Task to complete — Quote the listing below in its entirety.

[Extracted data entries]
** Begin **

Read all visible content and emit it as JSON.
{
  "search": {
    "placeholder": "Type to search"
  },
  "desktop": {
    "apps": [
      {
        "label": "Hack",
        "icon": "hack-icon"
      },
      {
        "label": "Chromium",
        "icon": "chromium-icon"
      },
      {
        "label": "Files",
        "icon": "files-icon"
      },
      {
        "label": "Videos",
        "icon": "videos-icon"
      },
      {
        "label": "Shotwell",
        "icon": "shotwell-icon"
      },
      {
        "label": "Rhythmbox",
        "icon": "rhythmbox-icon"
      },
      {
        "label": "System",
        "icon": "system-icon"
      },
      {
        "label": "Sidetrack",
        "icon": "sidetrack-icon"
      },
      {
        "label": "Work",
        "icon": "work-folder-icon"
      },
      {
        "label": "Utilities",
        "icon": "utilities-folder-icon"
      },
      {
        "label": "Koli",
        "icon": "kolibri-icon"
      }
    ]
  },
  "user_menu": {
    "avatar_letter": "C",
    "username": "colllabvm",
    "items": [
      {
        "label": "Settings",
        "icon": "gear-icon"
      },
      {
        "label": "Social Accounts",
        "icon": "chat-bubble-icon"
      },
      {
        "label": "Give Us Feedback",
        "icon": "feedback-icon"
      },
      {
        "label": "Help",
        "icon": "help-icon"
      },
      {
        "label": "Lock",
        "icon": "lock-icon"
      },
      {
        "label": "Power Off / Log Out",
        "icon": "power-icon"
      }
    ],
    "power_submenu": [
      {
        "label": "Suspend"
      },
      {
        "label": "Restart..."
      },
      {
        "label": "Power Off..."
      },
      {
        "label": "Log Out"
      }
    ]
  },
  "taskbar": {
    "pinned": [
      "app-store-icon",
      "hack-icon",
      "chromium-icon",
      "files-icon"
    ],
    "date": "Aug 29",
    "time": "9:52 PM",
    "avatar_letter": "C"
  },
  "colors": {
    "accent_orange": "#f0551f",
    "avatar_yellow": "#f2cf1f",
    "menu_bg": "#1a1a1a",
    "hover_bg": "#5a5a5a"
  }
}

** End **

Solution to this exercise —
Read all visible content and emit it as JSON.
{
  "search": {
    "placeholder": "Type to search"
  },
  "desktop": {
    "apps": [
      {
        "label": "Hack",
        "icon": "hack-icon"
      },
      {
        "label": "Chromium",
        "icon": "chromium-icon"
      },
      {
        "label": "Files",
        "icon": "files-icon"
      },
      {
        "label": "Videos",
        "icon": "videos-icon"
      },
      {
        "label": "Shotwell",
        "icon": "shotwell-icon"
      },
      {
        "label": "Rhythmbox",
        "icon": "rhythmbox-icon"
      },
      {
        "label": "System",
        "icon": "system-icon"
      },
      {
        "label": "Sidetrack",
        "icon": "sidetrack-icon"
      },
      {
        "label": "Work",
        "icon": "work-folder-icon"
      },
      {
        "label": "Utilities",
        "icon": "utilities-folder-icon"
      },
      {
        "label": "Koli",
        "icon": "kolibri-icon"
      }
    ]
  },
  "user_menu": {
    "avatar_letter": "C",
    "username": "colllabvm",
    "items": [
      {
        "label": "Settings",
        "icon": "gear-icon"
      },
      {
        "label": "Social Accounts",
        "icon": "chat-bubble-icon"
      },
      {
        "label": "Give Us Feedback",
        "icon": "feedback-icon"
      },
      {
        "label": "Help",
        "icon": "help-icon"
      },
      {
        "label": "Lock",
        "icon": "lock-icon"
      },
      {
        "label": "Power Off / Log Out",
        "icon": "power-icon"
      }
    ],
    "power_submenu": [
      {
        "label": "Suspend"
      },
      {
        "label": "Restart..."
      },
      {
        "label": "Power Off..."
      },
      {
        "label": "Log Out"
      }
    ]
  },
  "taskbar": {
    "pinned": [
      "app-store-icon",
      "hack-icon",
      "chromium-icon",
      "files-icon"
    ],
    "date": "Aug 29",
    "time": "9:52 PM",
    "avatar_letter": "C"
  },
  "colors": {
    "accent_orange": "#f0551f",
    "avatar_yellow": "#f2cf1f",
    "menu_bg": "#1a1a1a",
    "hover_bg": "#5a5a5a"
  }
}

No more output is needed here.